(Stated goal): Reproduce all of the data word for word.

***

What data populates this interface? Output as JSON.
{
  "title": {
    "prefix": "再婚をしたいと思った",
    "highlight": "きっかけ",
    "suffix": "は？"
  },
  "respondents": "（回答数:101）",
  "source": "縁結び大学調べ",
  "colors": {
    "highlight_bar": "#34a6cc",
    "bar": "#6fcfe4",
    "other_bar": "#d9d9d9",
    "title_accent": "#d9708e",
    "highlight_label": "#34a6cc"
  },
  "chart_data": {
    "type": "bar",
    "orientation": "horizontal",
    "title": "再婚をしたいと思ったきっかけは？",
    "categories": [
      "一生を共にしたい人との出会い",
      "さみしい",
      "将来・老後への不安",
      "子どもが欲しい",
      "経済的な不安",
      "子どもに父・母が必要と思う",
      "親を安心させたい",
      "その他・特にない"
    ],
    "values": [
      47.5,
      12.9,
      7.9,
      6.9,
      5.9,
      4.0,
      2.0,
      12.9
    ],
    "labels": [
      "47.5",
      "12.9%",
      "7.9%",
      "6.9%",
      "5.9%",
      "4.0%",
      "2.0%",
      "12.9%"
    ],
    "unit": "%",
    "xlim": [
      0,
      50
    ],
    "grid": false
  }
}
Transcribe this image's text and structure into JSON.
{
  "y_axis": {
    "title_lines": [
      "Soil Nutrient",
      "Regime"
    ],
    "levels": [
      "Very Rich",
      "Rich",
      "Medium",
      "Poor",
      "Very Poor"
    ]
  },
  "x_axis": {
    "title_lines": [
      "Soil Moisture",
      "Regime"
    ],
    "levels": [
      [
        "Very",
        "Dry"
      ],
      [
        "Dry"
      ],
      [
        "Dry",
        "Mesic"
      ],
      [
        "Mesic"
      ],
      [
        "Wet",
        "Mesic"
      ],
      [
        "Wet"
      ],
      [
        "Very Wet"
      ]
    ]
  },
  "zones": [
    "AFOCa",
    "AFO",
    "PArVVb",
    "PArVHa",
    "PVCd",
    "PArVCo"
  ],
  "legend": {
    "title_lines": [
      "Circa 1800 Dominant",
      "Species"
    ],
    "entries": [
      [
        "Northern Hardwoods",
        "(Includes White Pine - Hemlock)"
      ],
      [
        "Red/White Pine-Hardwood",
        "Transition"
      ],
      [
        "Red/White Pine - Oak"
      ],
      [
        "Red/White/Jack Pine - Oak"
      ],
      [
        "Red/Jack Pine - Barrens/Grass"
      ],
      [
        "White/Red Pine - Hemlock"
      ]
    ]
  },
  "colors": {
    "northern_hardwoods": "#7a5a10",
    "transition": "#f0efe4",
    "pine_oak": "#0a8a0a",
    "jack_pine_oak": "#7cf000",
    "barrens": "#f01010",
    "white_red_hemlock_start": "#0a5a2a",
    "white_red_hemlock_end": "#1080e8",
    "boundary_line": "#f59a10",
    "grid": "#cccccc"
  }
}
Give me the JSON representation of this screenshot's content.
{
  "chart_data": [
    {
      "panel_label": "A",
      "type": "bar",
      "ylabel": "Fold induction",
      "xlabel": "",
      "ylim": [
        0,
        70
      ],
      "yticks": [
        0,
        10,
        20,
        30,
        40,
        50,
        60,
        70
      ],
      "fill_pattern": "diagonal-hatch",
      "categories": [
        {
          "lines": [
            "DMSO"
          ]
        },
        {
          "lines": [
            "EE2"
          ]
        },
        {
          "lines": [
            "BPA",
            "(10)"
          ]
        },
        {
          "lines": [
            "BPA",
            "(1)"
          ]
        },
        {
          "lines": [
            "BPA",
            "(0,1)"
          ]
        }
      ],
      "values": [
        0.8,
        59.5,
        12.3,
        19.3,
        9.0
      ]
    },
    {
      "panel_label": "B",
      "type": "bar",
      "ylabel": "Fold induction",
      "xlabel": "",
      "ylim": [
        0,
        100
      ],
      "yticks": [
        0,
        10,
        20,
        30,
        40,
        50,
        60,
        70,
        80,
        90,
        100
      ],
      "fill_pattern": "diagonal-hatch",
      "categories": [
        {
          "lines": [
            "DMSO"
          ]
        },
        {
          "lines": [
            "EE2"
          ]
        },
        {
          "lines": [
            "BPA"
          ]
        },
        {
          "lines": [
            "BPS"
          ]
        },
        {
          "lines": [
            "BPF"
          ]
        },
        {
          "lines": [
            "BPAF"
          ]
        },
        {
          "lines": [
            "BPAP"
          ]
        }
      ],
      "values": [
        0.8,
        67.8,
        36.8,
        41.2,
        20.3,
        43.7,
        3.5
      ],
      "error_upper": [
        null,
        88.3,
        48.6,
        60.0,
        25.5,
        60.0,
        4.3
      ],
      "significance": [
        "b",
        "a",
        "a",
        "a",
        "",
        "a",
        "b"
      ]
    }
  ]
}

***

(Result):
What data populates this interface? Output as JSON.
{
  "title": {
    "prefix": "再婚をしたいと思った",
    "highlight": "きっかけ",
    "suffix": "は？"
  },
  "respondents": "（回答数:101）",
  "source": "縁結び大学調べ",
  "colors": {
    "highlight_bar": "#34a6cc",
    "bar": "#6fcfe4",
    "other_bar": "#d9d9d9",
    "title_accent": "#d9708e",
    "highlight_label": "#34a6cc"
  },
  "chart_data": {
    "type": "bar",
    "orientation": "horizontal",
    "title": "再婚をしたいと思ったきっかけは？",
    "categories": [
      "一生を共にしたい人との出会い",
      "さみしい",
      "将来・老後への不安",
      "子どもが欲しい",
      "経済的な不安",
      "子どもに父・母が必要と思う",
      "親を安心させたい",
      "その他・特にない"
    ],
    "values": [
      47.5,
      12.9,
      7.9,
      6.9,
      5.9,
      4.0,
      2.0,
      12.9
    ],
    "labels": [
      "47.5",
      "12.9%",
      "7.9%",
      "6.9%",
      "5.9%",
      "4.0%",
      "2.0%",
      "12.9%"
    ],
    "unit": "%",
    "xlim": [
      0,
      50
    ],
    "grid": false
  }
}
Transcribe this image's text and structure into JSON.
{
  "y_axis": {
    "title_lines": [
      "Soil Nutrient",
      "Regime"
    ],
    "levels": [
      "Very Rich",
      "Rich",
      "Medium",
      "Poor",
      "Very Poor"
    ]
  },
  "x_axis": {
    "title_lines": [
      "Soil Moisture",
      "Regime"
    ],
    "levels": [
      [
        "Very",
        "Dry"
      ],
      [
        "Dry"
      ],
      [
        "Dry",
        "Mesic"
      ],
      [
        "Mesic"
      ],
      [
        "Wet",
        "Mesic"
      ],
      [
        "Wet"
      ],
      [
        "Very Wet"
      ]
    ]
  },
  "zones": [
    "AFOCa",
    "AFO",
    "PArVVb",
    "PArVHa",
    "PVCd",
    "PArVCo"
  ],
  "legend": {
    "title_lines": [
      "Circa 1800 Dominant",
      "Species"
    ],
    "entries": [
      [
        "Northern Hardwoods",
        "(Includes White Pine - Hemlock)"
      ],
      [
        "Red/White Pine-Hardwood",
        "Transition"
      ],
      [
        "Red/White Pine - Oak"
      ],
      [
        "Red/White/Jack Pine - Oak"
      ],
      [
        "Red/Jack Pine - Barrens/Grass"
      ],
      [
        "White/Red Pine - Hemlock"
      ]
    ]
  },
  "colors": {
    "northern_hardwoods": "#7a5a10",
    "transition": "#f0efe4",
    "pine_oak": "#0a8a0a",
    "jack_pine_oak": "#7cf000",
    "barrens": "#f01010",
    "white_red_hemlock_start": "#0a5a2a",
    "white_red_hemlock_end": "#1080e8",
    "boundary_line": "#f59a10",
    "grid": "#cccccc"
  }
}
Give me the JSON representation of this screenshot's content.
{
  "chart_data": [
    {
      "panel_label": "A",
      "type": "bar",
      "ylabel": "Fold induction",
      "xlabel": "",
      "ylim": [
        0,
        70
      ],
      "yticks": [
        0,
        10,
        20,
        30,
        40,
        50,
        60,
        70
      ],
      "fill_pattern": "diagonal-hatch",
      "categories": [
        {
          "lines": [
            "DMSO"
          ]
        },
        {
          "lines": [
            "EE2"
          ]
        },
        {
          "lines": [
            "BPA",
            "(10)"
          ]
        },
        {
          "lines": [
            "BPA",
            "(1)"
          ]
        },
        {
          "lines": [
            "BPA",
            "(0,1)"
          ]
        }
      ],
      "values": [
        0.8,
        59.5,
        12.3,
        19.3,
        9.0
      ]
    },
    {
      "panel_label": "B",
      "type": "bar",
      "ylabel": "Fold induction",
      "xlabel": "",
      "ylim": [
        0,
        100
      ],
      "yticks": [
        0,
        10,
        20,
        30,
        40,
        50,
        60,
        70,
        80,
        90,
        100
      ],
      "fill_pattern": "diagonal-hatch",
      "categories": [
        {
          "lines": [
            "DMSO"
          ]
        },
        {
          "lines": [
            "EE2"
          ]
        },
        {
          "lines": [
            "BPA"
          ]
        },
        {
          "lines": [
            "BPS"
          ]
        },
        {
          "lines": [
            "BPF"
          ]
        },
        {
          "lines": [
            "BPAF"
          ]
        },
        {
          "lines": [
            "BPAP"
          ]
        }
      ],
      "values": [
        0.8,
        67.8,
        36.8,
        41.2,
        20.3,
        43.7,
        3.5
      ],
      "error_upper": [
        null,
        88.3,
        48.6,
        60.0,
        25.5,
        60.0,
        4.3
      ],
      "significance": [
        "b",
        "a",
        "a",
        "a",
        "",
        "a",
        "b"
      ]
    }
  ]
}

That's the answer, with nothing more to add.